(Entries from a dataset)
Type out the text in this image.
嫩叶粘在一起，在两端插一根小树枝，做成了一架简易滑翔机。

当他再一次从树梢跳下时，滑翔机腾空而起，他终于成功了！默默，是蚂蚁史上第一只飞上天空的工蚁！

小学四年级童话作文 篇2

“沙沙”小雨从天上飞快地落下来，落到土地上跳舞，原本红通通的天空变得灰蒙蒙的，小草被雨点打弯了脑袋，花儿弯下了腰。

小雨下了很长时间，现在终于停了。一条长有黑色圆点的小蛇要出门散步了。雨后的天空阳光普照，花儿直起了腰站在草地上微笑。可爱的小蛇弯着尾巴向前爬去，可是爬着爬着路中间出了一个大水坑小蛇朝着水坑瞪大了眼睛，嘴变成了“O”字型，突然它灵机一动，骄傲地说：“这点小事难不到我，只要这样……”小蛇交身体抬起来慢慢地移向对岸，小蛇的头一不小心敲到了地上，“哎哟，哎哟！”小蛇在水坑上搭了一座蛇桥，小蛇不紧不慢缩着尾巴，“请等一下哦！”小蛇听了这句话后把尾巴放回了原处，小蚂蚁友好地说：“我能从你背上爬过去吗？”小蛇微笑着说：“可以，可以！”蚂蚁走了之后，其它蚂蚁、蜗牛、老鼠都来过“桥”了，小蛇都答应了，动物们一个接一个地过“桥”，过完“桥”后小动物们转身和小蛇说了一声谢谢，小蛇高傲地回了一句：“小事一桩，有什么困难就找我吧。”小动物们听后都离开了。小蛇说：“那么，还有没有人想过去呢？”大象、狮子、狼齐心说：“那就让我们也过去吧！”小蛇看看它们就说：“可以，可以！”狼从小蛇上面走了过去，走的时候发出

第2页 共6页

Problem to work on: Reproduce each entry above exactly, keeping every word.

Solved exercise:
Type out the text in this image.
嫩叶粘在一起，在两端插一根小树枝，做成了一架简易滑翔机。

当他再一次从树梢跳下时，滑翔机腾空而起，他终于成功了！默默，是蚂蚁史上第一只飞上天空的工蚁！

小学四年级童话作文 篇2

“沙沙”小雨从天上飞快地落下来，落到土地上跳舞，原本红通通的天空变得灰蒙蒙的，小草被雨点打弯了脑袋，花儿弯下了腰。

小雨下了很长时间，现在终于停了。一条长有黑色圆点的小蛇要出门散步了。雨后的天空阳光普照，花儿直起了腰站在草地上微笑。可爱的小蛇弯着尾巴向前爬去，可是爬着爬着路中间出了一个大水坑小蛇朝着水坑瞪大了眼睛，嘴变成了“O”字型，突然它灵机一动，骄傲地说：“这点小事难不到我，只要这样……”小蛇交身体抬起来慢慢地移向对岸，小蛇的头一不小心敲到了地上，“哎哟，哎哟！”小蛇在水坑上搭了一座蛇桥，小蛇不紧不慢缩着尾巴，“请等一下哦！”小蛇听了这句话后把尾巴放回了原处，小蚂蚁友好地说：“我能从你背上爬过去吗？”小蛇微笑着说：“可以，可以！”蚂蚁走了之后，其它蚂蚁、蜗牛、老鼠都来过“桥”了，小蛇都答应了，动物们一个接一个地过“桥”，过完“桥”后小动物们转身和小蛇说了一声谢谢，小蛇高傲地回了一句：“小事一桩，有什么困难就找我吧。”小动物们听后都离开了。小蛇说：“那么，还有没有人想过去呢？”大象、狮子、狼齐心说：“那就让我们也过去吧！”小蛇看看它们就说：“可以，可以！”狼从小蛇上面走了过去，走的时候发出

第2页 共6页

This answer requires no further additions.